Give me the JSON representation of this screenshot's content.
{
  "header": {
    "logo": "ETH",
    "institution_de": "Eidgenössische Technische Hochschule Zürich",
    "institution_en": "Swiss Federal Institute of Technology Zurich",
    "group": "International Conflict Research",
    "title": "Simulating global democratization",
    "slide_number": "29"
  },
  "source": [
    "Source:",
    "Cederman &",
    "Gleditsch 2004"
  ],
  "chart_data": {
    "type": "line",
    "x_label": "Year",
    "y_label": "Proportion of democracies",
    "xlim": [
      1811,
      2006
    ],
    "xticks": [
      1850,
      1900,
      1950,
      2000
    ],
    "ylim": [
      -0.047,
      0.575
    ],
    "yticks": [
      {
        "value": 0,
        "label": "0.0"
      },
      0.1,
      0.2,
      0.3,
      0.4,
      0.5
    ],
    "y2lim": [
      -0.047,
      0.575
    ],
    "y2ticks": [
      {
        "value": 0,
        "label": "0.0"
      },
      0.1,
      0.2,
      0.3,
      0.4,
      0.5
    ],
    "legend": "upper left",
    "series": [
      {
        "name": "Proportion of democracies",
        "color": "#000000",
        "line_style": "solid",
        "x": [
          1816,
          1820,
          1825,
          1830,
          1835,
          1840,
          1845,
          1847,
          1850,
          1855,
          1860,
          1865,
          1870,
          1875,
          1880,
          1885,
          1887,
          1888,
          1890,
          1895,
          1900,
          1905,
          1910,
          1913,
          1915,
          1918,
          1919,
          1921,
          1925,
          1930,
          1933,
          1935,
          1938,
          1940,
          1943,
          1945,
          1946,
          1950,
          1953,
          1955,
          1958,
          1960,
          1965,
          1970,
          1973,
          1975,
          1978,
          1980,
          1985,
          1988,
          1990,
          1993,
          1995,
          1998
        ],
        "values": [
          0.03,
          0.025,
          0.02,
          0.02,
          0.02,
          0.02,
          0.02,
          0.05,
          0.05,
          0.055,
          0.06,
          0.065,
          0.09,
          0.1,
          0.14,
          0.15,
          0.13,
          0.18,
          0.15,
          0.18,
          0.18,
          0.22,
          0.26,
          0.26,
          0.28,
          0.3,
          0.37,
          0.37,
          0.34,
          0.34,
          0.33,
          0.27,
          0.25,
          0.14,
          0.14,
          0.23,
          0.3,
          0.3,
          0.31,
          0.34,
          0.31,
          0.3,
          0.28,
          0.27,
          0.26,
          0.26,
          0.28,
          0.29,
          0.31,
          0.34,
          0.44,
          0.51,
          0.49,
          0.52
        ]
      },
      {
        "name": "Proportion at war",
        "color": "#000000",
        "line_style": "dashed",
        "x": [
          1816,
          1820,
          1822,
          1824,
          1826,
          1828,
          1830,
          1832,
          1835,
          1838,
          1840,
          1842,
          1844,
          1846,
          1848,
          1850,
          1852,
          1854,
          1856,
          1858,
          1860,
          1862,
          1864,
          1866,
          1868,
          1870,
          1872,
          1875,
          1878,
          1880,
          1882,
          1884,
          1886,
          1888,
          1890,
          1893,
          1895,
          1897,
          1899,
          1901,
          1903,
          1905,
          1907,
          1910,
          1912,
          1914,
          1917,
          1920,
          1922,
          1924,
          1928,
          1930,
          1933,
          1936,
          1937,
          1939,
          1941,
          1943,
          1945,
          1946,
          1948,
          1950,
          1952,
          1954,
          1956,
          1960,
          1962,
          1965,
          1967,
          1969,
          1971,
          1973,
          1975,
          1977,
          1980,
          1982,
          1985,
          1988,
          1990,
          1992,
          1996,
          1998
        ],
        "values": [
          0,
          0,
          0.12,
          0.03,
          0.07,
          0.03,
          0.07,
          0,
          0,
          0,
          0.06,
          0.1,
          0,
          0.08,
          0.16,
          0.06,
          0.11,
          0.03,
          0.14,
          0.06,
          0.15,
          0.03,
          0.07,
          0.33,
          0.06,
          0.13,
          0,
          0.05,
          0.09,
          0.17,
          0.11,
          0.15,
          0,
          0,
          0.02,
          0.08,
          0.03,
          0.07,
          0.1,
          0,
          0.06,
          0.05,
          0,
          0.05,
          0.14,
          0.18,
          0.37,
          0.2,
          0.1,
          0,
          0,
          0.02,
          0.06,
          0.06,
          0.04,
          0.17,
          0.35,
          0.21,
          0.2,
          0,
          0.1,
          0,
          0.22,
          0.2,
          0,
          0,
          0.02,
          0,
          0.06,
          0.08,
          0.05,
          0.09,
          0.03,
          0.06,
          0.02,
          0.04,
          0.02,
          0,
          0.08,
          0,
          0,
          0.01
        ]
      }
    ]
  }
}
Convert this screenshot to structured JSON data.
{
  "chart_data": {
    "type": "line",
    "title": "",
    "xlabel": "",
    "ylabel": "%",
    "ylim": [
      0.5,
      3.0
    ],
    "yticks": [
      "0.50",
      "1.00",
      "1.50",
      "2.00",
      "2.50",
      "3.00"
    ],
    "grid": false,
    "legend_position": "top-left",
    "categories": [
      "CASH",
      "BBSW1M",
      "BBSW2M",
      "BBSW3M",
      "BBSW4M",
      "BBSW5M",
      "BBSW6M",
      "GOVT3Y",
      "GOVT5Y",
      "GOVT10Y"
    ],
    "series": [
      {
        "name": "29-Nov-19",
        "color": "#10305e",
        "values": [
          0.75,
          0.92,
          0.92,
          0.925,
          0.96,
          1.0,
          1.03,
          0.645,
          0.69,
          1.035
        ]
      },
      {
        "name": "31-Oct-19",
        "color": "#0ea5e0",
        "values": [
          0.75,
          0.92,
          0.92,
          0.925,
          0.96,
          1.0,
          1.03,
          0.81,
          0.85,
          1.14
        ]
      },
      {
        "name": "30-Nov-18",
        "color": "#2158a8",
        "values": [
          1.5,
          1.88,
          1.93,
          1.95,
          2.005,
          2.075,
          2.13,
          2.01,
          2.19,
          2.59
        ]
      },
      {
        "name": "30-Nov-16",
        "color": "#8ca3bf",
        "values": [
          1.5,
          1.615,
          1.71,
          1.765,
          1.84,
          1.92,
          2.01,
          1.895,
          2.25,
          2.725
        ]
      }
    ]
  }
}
.....
Tally the lines of the data that contain the string "democracies" and report the total alone.

2